## TEXTE PRÉSENTÉ
.....
Ces problèmes ont été portés à l'attention des autorités forestières d'Afrique orientale, en même temps qu'on leur proposait des plans de recherche pour éviter les risques d'échec. A la suite d'une réponse affirmative faite par l'Agence norvégienne de développement international (NORAD) à une demande d'assistance financière, des fonds sont devenus disponibles permettant d'organiser une expédition de collecte de semences au Mexique et en Amérique centrale, dans laquelle M. E. Mortenson a été chargé de la recherche. L'expédition a duré du 14 juin 1968 au 19 août 1969. La FAO y a participé en payant les frais de voyage de M. Patrick Tesha, fonctionnaire du Département forestier tanzanien, lequel a secondé M. Mortenson au Mexique et en Amérique centrale, d'août à décembre 1968.

OBJECTIFS

Collecte de graines d'essences de remplacement pouvant convenir aux plantations d'Afrique orientale, plus résistantes aux parasites et produisant un meilleur bois, de plus grande valeur économique que les espèces utilisées jusqu'à présent.
.....
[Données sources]
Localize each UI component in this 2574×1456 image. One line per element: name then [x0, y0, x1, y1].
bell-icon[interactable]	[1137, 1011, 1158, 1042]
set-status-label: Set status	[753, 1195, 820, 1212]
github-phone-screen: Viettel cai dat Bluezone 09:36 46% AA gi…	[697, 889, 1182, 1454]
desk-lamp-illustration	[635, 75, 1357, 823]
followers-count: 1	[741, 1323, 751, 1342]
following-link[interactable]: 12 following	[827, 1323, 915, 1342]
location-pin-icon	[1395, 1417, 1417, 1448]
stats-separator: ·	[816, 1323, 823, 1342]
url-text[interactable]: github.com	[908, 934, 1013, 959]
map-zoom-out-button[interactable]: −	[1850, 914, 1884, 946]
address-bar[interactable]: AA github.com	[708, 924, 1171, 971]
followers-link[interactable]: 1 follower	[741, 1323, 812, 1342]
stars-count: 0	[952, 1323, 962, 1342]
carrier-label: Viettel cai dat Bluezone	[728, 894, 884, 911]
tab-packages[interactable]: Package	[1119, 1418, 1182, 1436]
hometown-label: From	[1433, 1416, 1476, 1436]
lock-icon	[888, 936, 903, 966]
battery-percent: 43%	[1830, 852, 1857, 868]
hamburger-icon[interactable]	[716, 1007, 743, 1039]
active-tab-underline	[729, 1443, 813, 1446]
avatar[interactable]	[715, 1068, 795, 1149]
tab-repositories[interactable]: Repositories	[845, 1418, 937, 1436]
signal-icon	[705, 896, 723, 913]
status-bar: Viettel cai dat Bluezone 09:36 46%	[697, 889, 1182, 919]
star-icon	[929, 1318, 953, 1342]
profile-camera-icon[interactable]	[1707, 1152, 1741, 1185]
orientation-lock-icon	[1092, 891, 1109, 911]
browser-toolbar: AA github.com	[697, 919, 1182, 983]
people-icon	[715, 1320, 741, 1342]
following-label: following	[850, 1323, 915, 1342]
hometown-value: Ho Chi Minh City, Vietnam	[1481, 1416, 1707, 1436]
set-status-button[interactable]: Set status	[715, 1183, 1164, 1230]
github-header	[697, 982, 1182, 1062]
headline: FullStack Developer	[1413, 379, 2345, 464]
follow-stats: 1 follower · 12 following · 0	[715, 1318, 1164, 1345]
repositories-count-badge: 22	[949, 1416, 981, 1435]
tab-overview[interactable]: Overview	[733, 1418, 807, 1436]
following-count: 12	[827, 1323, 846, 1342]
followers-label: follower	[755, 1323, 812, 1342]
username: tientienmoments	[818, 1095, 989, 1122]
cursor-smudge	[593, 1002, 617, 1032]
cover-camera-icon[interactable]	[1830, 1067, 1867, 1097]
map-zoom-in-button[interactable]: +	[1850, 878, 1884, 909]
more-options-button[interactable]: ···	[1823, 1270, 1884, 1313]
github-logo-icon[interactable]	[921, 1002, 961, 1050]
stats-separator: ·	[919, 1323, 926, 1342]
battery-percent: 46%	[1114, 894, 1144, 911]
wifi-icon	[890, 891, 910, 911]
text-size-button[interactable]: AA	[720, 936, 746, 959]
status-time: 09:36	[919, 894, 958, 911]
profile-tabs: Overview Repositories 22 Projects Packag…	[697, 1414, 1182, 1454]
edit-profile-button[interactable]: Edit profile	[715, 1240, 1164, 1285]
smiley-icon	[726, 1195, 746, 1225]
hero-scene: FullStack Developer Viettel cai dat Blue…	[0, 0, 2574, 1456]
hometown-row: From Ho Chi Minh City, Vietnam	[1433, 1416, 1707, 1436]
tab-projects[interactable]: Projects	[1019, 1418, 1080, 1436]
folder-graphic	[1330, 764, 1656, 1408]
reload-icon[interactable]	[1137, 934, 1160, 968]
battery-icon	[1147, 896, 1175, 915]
.....
## LISTE DES TÂCHES
(a) Énumérez toutes les régions et tous les pays nommés dans le texte sur l'expédition de collecte de semences.
(b) Recopiez fidèlement le texte sur l'expédition de collecte de semences, depuis « Ces problèmes ont » jusqu'à « à décembre 1968. » inclus.

## RÉPONSES AUX TÂCHES
(a)
Afrique orientale
Mexique
Amérique centrale

(b)
Ces problèmes ont été portés à l'attention des autorités forestières d'Afrique orientale, en même temps qu'on leur proposait des plans de recherche pour éviter les risques d'échec. A la suite d'une réponse affirmative faite par l'Agence norvégienne de développement international (NORAD) à une demande d'assistance financière, des fonds sont devenus disponibles permettant d'organiser une expédition de collecte de semences au Mexique et en Amérique centrale, dans laquelle M. E. Mortenson a été chargé de la recherche. L'expédition a duré du 14 juin 1968 au 19 août 1969. La FAO y a participé en payant les frais de voyage de M. Patrick Tesha, fonctionnaire du Département forestier tanzanien, lequel a secondé M. Mortenson au Mexique et en Amérique centrale, d'août à décembre 1968.